▽

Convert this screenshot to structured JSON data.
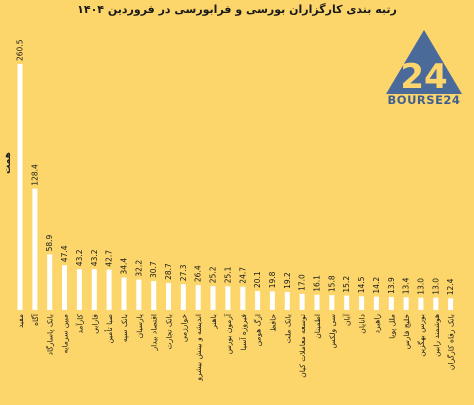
{
  "chart_data": {
    "type": "bar",
    "title": "رتبه بندی کارگزاران بورسی و فرابورسی  در فروردین ۱۴۰۴",
    "xlabel": "",
    "ylabel": "همت",
    "ylim": [
      0,
      280
    ],
    "grid": false,
    "legend": "none",
    "categories": [
      "مفید",
      "آگاه",
      "بانک پاسارگاد",
      "مبین سرمایه",
      "کارآمد",
      "فارابی",
      "صبا تأمین",
      "بانک سپه",
      "پارسیان",
      "اقتصاد بیدار",
      "بانک تجارت",
      "خوارزمی",
      "اندیشه و بینش بیشرو",
      "باهنر",
      "آرمون بورس",
      "فیروزه آسیا",
      "ارگ هومن",
      "حافظ",
      "بانک ملت",
      "توسعه معاملات کیان",
      "اطمینان",
      "سی ولکس",
      "آبان",
      "دانایان",
      "راهبرد",
      "ملل پویا",
      "خلیج فارس",
      "بورس بهگزین",
      "هوشمند رابین",
      "بانک رفاه کارگران"
    ],
    "values": [
      260.5,
      128.4,
      58.9,
      47.4,
      43.2,
      43.2,
      42.7,
      34.4,
      32.2,
      30.7,
      28.7,
      27.3,
      26.4,
      25.2,
      25.1,
      24.7,
      20.1,
      19.8,
      19.2,
      17.0,
      16.1,
      15.8,
      15.2,
      14.5,
      14.2,
      13.9,
      13.4,
      13.0,
      13.0,
      12.4
    ],
    "value_labels": [
      "260.5",
      "128.4",
      "58.9",
      "47.4",
      "43.2",
      "43.2",
      "42.7",
      "34.4",
      "32.2",
      "30.7",
      "28.7",
      "27.3",
      "26.4",
      "25.2",
      "25.1",
      "24.7",
      "20.1",
      "19.8",
      "19.2",
      "17.0",
      "16.1",
      "15.8",
      "15.2",
      "14.5",
      "14.2",
      "13.9",
      "13.4",
      "13.0",
      "13.0",
      "12.4"
    ],
    "bar_color": "#ffffff"
  },
  "logo": {
    "text": "BOURSE24",
    "mark_text": "24",
    "color": "#3f5f8f"
  }
}
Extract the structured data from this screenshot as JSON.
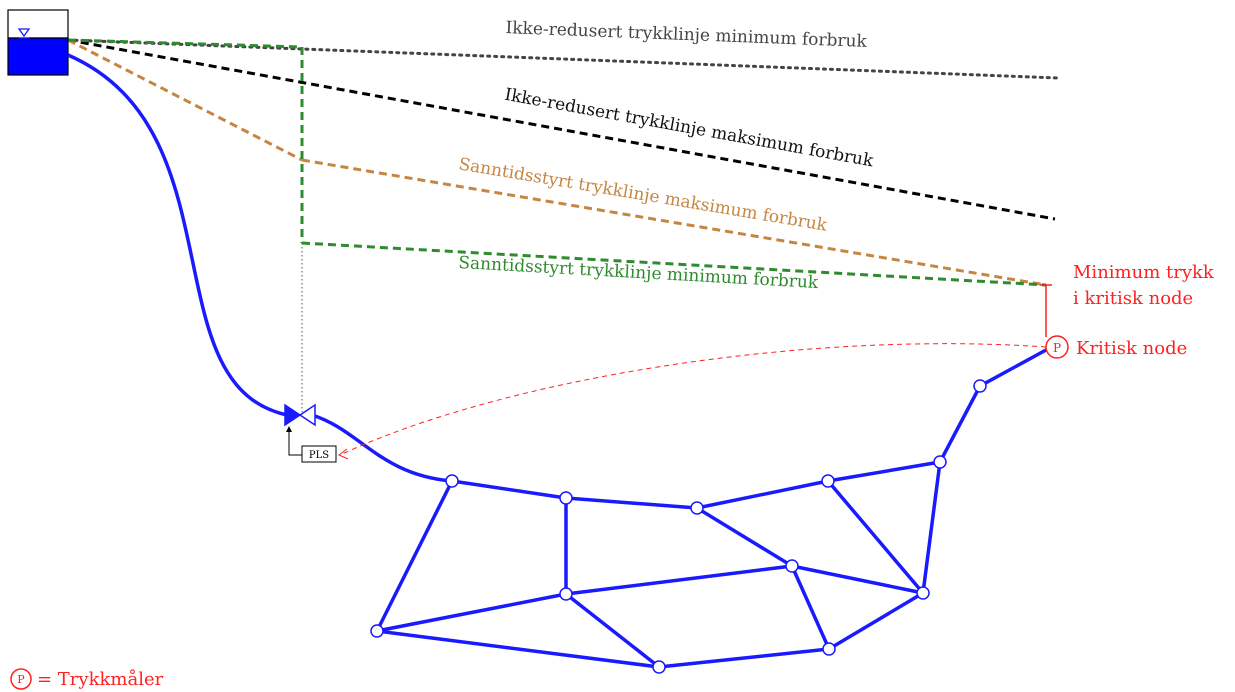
{
  "labels": {
    "ikke_min": "Ikke-redusert trykklinje minimum forbruk",
    "ikke_max": "Ikke-redusert trykklinje maksimum forbruk",
    "sann_max": "Sanntidsstyrt trykklinje maksimum forbruk",
    "sann_min": "Sanntidsstyrt trykklinje minimum forbruk",
    "min_trykk_1": "Minimum trykk",
    "min_trykk_2": "i kritisk node",
    "kritisk_node": "Kritisk node",
    "pls": "PLS",
    "legend_symbol": "P",
    "legend_text": "= Trykkmåler",
    "sensor_symbol": "P"
  },
  "colors": {
    "pipe": "#1a1aff",
    "reservoir_water": "#0000ff",
    "ikke_min_line": "#444444",
    "ikke_max_line": "#000000",
    "sann_max_line": "#c68642",
    "sann_min_line": "#2e8b2e",
    "critical": "#ff2020",
    "ikke_min_text": "#444444",
    "ikke_max_text": "#111111",
    "sann_max_text": "#c68642",
    "sann_min_text": "#2e8b2e"
  },
  "icons": {
    "reservoir": "reservoir-tank-icon",
    "valve": "pressure-reducing-valve-icon",
    "controller": "pls-controller-icon",
    "sensor": "pressure-sensor-icon"
  }
}
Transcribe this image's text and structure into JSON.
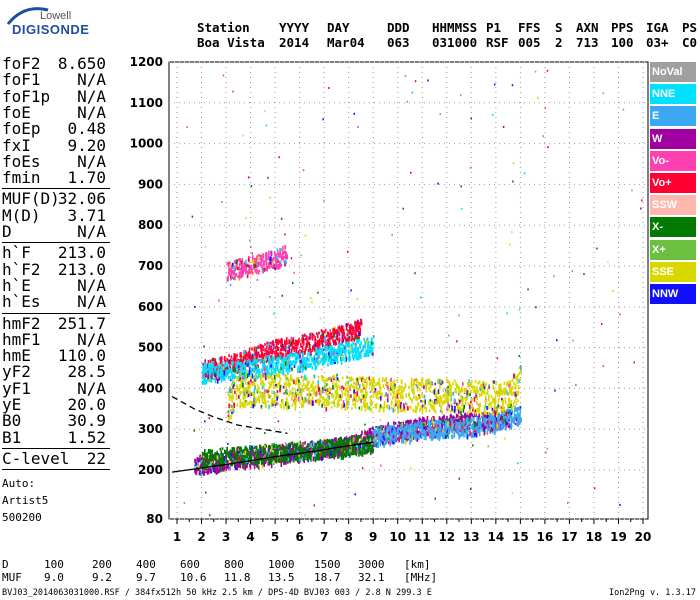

△

What is asked —
Find the string "trykklinje" in the entries above and return each line that holds it.

Reply to the task —
    "ikke_min": "Ikke-redusert trykklinje minimum forbruk",
    "ikke_max": "Ikke-redusert trykklinje maksimum forbruk",
    "sann_max": "Sanntidsstyrt trykklinje maksimum forbruk",
    "sann_min": "Sanntidsstyrt trykklinje minimum forbruk",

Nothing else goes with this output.